**SUPPLIED RECORDS:**
■ ■ ■

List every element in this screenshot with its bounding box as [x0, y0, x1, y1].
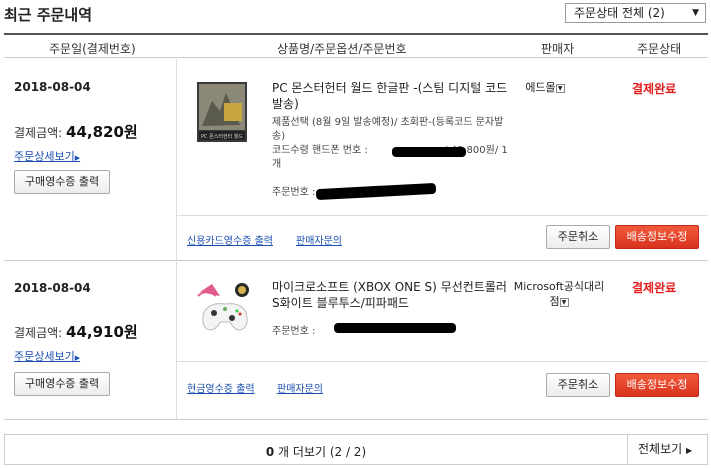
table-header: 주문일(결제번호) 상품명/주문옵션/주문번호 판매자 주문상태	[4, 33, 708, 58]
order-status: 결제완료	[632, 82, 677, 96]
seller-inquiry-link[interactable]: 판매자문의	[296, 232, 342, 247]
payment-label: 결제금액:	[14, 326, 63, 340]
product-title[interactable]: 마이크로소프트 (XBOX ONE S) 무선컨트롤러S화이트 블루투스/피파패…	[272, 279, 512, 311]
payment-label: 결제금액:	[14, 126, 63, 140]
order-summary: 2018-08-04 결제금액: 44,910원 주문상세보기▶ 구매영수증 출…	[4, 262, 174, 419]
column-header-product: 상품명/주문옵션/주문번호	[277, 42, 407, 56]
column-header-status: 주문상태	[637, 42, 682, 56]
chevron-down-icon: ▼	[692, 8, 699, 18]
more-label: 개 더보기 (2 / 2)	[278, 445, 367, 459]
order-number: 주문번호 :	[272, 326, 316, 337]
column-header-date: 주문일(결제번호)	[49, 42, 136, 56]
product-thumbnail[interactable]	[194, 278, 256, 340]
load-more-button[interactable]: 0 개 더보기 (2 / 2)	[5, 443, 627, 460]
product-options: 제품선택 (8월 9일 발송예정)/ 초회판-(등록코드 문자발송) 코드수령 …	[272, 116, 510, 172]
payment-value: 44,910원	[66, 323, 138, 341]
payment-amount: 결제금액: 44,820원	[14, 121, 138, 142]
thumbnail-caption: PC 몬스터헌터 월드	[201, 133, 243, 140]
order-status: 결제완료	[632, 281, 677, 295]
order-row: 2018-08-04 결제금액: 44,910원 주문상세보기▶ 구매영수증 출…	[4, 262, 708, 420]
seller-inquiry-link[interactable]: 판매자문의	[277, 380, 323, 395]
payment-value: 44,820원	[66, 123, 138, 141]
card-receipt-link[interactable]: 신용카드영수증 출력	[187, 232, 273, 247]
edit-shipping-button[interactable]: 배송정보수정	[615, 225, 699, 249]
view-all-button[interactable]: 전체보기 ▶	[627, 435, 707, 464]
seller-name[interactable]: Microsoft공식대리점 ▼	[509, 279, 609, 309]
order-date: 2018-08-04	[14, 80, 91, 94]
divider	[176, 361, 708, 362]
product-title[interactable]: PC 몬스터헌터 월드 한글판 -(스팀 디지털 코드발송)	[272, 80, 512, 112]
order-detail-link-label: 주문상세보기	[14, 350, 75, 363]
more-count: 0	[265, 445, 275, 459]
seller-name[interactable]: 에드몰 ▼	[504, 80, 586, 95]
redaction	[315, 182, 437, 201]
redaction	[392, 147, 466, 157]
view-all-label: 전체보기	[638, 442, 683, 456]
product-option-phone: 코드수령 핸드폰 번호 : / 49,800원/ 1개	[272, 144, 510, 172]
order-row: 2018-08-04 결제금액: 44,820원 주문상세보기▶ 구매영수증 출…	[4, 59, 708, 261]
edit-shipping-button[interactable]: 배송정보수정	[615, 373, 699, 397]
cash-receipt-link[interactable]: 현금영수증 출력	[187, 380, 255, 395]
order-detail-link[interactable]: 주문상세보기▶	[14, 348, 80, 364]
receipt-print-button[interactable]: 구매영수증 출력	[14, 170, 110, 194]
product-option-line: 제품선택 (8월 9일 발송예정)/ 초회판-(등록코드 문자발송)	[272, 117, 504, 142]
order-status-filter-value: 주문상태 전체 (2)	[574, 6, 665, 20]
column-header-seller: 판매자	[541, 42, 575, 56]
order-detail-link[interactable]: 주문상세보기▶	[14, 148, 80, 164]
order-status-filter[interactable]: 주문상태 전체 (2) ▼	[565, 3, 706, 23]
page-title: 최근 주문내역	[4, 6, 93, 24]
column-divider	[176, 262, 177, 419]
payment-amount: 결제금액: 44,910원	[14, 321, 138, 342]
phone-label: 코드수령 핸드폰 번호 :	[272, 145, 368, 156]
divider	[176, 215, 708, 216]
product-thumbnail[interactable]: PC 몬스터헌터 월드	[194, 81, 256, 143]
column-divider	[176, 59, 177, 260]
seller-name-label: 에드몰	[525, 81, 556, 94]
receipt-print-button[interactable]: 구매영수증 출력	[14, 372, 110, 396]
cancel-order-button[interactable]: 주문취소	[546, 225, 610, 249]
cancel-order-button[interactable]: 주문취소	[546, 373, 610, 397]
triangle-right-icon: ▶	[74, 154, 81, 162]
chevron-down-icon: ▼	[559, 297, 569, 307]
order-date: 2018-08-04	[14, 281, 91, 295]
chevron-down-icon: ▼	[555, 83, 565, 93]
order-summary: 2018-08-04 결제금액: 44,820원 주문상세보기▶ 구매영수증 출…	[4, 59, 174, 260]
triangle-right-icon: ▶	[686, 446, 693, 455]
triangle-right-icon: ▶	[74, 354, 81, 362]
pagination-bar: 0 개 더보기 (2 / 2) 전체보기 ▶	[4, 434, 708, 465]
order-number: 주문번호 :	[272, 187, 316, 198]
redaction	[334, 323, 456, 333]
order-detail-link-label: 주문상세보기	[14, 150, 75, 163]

■ ■ ■

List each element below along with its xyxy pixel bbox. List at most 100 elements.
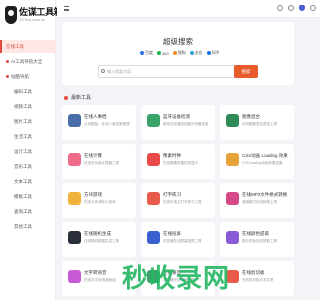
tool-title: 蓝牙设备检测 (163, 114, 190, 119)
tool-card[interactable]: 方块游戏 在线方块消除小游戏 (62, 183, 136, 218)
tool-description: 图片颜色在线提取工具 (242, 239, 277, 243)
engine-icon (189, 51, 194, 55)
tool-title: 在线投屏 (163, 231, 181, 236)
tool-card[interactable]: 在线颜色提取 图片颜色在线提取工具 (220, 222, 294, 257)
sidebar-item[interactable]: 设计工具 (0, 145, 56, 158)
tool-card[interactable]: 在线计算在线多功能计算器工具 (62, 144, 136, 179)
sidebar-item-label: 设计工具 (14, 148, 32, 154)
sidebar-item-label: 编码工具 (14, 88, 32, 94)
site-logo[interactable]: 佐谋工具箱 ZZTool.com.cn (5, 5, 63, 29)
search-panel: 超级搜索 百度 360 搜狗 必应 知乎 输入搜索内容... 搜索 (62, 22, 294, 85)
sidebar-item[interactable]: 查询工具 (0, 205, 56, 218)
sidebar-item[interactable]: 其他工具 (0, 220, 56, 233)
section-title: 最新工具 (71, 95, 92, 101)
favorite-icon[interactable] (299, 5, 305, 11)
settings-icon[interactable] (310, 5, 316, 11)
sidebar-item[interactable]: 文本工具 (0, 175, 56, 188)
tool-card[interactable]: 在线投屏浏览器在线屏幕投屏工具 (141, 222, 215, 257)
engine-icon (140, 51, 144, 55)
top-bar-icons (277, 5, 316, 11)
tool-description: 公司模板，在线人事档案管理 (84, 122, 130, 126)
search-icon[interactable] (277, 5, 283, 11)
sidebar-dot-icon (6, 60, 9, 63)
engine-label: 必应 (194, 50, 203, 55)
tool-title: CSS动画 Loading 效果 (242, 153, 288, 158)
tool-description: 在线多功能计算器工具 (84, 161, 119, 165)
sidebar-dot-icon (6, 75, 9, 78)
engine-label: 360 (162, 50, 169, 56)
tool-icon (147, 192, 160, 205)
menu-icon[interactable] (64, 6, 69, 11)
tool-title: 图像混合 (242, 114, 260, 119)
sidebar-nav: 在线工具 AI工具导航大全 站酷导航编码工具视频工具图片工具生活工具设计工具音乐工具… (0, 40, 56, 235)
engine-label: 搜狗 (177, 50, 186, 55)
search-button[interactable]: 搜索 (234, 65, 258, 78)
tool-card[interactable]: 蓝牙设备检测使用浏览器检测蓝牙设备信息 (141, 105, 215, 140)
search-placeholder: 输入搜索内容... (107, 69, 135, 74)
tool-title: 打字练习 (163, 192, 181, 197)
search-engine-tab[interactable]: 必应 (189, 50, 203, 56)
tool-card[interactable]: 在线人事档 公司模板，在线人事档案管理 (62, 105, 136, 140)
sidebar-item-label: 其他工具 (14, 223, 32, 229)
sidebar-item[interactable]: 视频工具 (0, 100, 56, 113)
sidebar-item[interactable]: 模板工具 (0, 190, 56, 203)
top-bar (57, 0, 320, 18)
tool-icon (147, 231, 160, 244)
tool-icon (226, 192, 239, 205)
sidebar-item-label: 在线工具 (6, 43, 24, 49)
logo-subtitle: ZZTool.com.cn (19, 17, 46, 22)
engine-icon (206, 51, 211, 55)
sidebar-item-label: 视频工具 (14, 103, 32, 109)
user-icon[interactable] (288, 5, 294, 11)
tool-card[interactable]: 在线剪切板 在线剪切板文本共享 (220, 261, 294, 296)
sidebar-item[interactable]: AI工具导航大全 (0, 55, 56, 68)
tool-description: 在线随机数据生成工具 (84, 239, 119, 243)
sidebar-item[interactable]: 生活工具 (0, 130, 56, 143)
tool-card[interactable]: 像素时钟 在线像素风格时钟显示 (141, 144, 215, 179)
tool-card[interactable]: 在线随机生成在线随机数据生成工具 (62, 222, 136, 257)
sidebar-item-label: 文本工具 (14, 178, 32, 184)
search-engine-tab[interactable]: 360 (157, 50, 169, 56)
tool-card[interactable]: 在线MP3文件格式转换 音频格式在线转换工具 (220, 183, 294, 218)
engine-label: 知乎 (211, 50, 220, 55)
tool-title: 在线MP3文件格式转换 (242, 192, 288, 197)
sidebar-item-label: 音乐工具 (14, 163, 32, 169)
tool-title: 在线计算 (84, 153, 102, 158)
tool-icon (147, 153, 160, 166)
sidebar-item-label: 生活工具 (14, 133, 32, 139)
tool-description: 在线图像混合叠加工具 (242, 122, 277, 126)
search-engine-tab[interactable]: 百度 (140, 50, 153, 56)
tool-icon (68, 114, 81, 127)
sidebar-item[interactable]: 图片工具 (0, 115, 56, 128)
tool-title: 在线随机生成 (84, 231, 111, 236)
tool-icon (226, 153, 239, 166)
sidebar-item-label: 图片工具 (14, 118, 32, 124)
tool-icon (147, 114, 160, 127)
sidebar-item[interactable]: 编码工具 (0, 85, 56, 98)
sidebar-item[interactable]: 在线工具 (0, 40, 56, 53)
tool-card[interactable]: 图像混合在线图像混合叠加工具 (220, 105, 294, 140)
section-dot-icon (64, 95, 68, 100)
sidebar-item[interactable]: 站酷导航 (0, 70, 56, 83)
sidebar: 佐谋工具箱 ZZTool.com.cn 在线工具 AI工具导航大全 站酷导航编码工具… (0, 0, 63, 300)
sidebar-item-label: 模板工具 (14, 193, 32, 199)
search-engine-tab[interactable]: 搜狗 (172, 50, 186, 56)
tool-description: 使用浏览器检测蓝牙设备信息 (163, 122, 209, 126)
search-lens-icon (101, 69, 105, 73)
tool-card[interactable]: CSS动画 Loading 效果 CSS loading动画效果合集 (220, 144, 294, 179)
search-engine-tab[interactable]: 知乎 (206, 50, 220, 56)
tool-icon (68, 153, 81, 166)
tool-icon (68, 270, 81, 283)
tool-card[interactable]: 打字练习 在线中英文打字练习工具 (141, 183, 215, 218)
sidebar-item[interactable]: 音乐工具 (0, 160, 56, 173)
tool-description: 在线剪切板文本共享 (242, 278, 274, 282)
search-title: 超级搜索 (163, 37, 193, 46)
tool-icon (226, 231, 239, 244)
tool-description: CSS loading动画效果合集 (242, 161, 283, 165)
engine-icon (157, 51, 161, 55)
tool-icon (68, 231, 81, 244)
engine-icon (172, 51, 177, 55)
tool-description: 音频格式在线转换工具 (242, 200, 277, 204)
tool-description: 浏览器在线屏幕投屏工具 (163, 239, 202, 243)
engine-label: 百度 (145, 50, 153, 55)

■ ■ ■

Copy, unchanged, the lines starting with the line containing "table-header: 주문일(결제번호) 상품명/주문옵션/주문번호" and going on through the line containing "80, 91, 94]".

**TASK RESULT:**
table-header: 주문일(결제번호) 상품명/주문옵션/주문번호 판매자 주문상태	[4, 33, 708, 58]
order-status: 결제완료	[632, 82, 677, 96]
seller-inquiry-link[interactable]: 판매자문의	[296, 232, 342, 247]
payment-label: 결제금액:	[14, 326, 63, 340]
product-title[interactable]: 마이크로소프트 (XBOX ONE S) 무선컨트롤러S화이트 블루투스/피파패…	[272, 279, 512, 311]
payment-label: 결제금액:	[14, 126, 63, 140]
order-summary: 2018-08-04 결제금액: 44,910원 주문상세보기▶ 구매영수증 출…	[4, 262, 174, 419]
column-header-product: 상품명/주문옵션/주문번호	[277, 42, 407, 56]
column-header-status: 주문상태	[637, 42, 682, 56]
chevron-down-icon: ▼	[692, 8, 699, 18]
more-label: 개 더보기 (2 / 2)	[278, 445, 367, 459]
order-number: 주문번호 :	[272, 326, 316, 337]
column-header-date: 주문일(결제번호)	[49, 42, 136, 56]
product-thumbnail[interactable]	[194, 278, 256, 340]
load-more-button[interactable]: 0 개 더보기 (2 / 2)	[5, 443, 627, 460]
product-options: 제품선택 (8월 9일 발송예정)/ 초회판-(등록코드 문자발송) 코드수령 …	[272, 116, 510, 172]
payment-value: 44,910원	[66, 323, 138, 341]
payment-amount: 결제금액: 44,820원	[14, 121, 138, 142]
thumbnail-caption: PC 몬스터헌터 월드	[201, 133, 243, 140]
order-status: 결제완료	[632, 281, 677, 295]
order-row: 2018-08-04 결제금액: 44,910원 주문상세보기▶ 구매영수증 출…	[4, 262, 708, 420]
seller-inquiry-link[interactable]: 판매자문의	[277, 380, 323, 395]
payment-value: 44,820원	[66, 123, 138, 141]
card-receipt-link[interactable]: 신용카드영수증 출력	[187, 232, 273, 247]
edit-shipping-button[interactable]: 배송정보수정	[615, 225, 699, 249]
view-all-button[interactable]: 전체보기 ▶	[627, 435, 707, 464]
seller-name[interactable]: Microsoft공식대리점 ▼	[509, 279, 609, 309]
order-date: 2018-08-04	[14, 80, 91, 94]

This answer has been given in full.